=== Records for the task ===
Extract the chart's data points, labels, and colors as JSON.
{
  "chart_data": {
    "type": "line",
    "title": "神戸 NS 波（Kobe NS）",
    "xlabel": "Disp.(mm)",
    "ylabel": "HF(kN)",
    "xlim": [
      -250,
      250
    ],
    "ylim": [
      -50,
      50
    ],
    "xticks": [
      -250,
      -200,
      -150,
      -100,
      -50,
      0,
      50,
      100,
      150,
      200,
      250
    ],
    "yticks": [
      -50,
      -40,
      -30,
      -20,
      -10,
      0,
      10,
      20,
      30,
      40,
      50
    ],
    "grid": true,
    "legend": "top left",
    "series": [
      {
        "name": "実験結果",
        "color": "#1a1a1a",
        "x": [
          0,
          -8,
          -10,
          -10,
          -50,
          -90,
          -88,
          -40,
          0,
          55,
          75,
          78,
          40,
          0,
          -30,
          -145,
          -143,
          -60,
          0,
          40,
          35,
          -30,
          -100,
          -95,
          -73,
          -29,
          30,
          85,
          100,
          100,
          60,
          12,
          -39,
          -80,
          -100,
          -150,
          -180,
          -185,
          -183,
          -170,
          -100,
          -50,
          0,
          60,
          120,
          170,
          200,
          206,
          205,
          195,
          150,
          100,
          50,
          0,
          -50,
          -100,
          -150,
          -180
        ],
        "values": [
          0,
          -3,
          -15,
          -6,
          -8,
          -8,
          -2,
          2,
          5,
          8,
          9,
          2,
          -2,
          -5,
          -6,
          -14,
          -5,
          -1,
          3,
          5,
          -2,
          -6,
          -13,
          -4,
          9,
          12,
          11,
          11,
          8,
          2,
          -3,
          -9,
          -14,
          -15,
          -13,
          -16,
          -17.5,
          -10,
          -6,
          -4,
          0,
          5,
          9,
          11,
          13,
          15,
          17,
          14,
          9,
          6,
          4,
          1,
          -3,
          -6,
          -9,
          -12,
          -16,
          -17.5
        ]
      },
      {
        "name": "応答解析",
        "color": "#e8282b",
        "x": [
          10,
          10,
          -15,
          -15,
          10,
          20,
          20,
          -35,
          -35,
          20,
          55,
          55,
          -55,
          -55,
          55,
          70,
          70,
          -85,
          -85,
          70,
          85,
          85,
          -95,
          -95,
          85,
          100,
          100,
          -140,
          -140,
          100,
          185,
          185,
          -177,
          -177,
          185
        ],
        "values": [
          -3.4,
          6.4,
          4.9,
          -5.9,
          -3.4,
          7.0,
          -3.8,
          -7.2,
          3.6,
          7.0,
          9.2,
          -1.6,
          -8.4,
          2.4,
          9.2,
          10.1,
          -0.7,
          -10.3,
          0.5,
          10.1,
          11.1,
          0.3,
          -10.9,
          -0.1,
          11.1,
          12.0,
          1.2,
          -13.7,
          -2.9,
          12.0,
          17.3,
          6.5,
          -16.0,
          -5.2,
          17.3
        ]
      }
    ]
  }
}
===
**The problem**
All of the data shown above must be copied exactly.

**Written solution**
Extract the chart's data points, labels, and colors as JSON.
{
  "chart_data": {
    "type": "line",
    "title": "神戸 NS 波（Kobe NS）",
    "xlabel": "Disp.(mm)",
    "ylabel": "HF(kN)",
    "xlim": [
      -250,
      250
    ],
    "ylim": [
      -50,
      50
    ],
    "xticks": [
      -250,
      -200,
      -150,
      -100,
      -50,
      0,
      50,
      100,
      150,
      200,
      250
    ],
    "yticks": [
      -50,
      -40,
      -30,
      -20,
      -10,
      0,
      10,
      20,
      30,
      40,
      50
    ],
    "grid": true,
    "legend": "top left",
    "series": [
      {
        "name": "実験結果",
        "color": "#1a1a1a",
        "x": [
          0,
          -8,
          -10,
          -10,
          -50,
          -90,
          -88,
          -40,
          0,
          55,
          75,
          78,
          40,
          0,
          -30,
          -145,
          -143,
          -60,
          0,
          40,
          35,
          -30,
          -100,
          -95,
          -73,
          -29,
          30,
          85,
          100,
          100,
          60,
          12,
          -39,
          -80,
          -100,
          -150,
          -180,
          -185,
          -183,
          -170,
          -100,
          -50,
          0,
          60,
          120,
          170,
          200,
          206,
          205,
          195,
          150,
          100,
          50,
          0,
          -50,
          -100,
          -150,
          -180
        ],
        "values": [
          0,
          -3,
          -15,
          -6,
          -8,
          -8,
          -2,
          2,
          5,
          8,
          9,
          2,
          -2,
          -5,
          -6,
          -14,
          -5,
          -1,
          3,
          5,
          -2,
          -6,
          -13,
          -4,
          9,
          12,
          11,
          11,
          8,
          2,
          -3,
          -9,
          -14,
          -15,
          -13,
          -16,
          -17.5,
          -10,
          -6,
          -4,
          0,
          5,
          9,
          11,
          13,
          15,
          17,
          14,
          9,
          6,
          4,
          1,
          -3,
          -6,
          -9,
          -12,
          -16,
          -17.5
        ]
      },
      {
        "name": "応答解析",
        "color": "#e8282b",
        "x": [
          10,
          10,
          -15,
          -15,
          10,
          20,
          20,
          -35,
          -35,
          20,
          55,
          55,
          -55,
          -55,
          55,
          70,
          70,
          -85,
          -85,
          70,
          85,
          85,
          -95,
          -95,
          85,
          100,
          100,
          -140,
          -140,
          100,
          185,
          185,
          -177,
          -177,
          185
        ],
        "values": [
          -3.4,
          6.4,
          4.9,
          -5.9,
          -3.4,
          7.0,
          -3.8,
          -7.2,
          3.6,
          7.0,
          9.2,
          -1.6,
          -8.4,
          2.4,
          9.2,
          10.1,
          -0.7,
          -10.3,
          0.5,
          10.1,
          11.1,
          0.3,
          -10.9,
          -0.1,
          11.1,
          12.0,
          1.2,
          -13.7,
          -2.9,
          12.0,
          17.3,
          6.5,
          -16.0,
          -5.2,
          17.3
        ]
      }
    ]
  }
}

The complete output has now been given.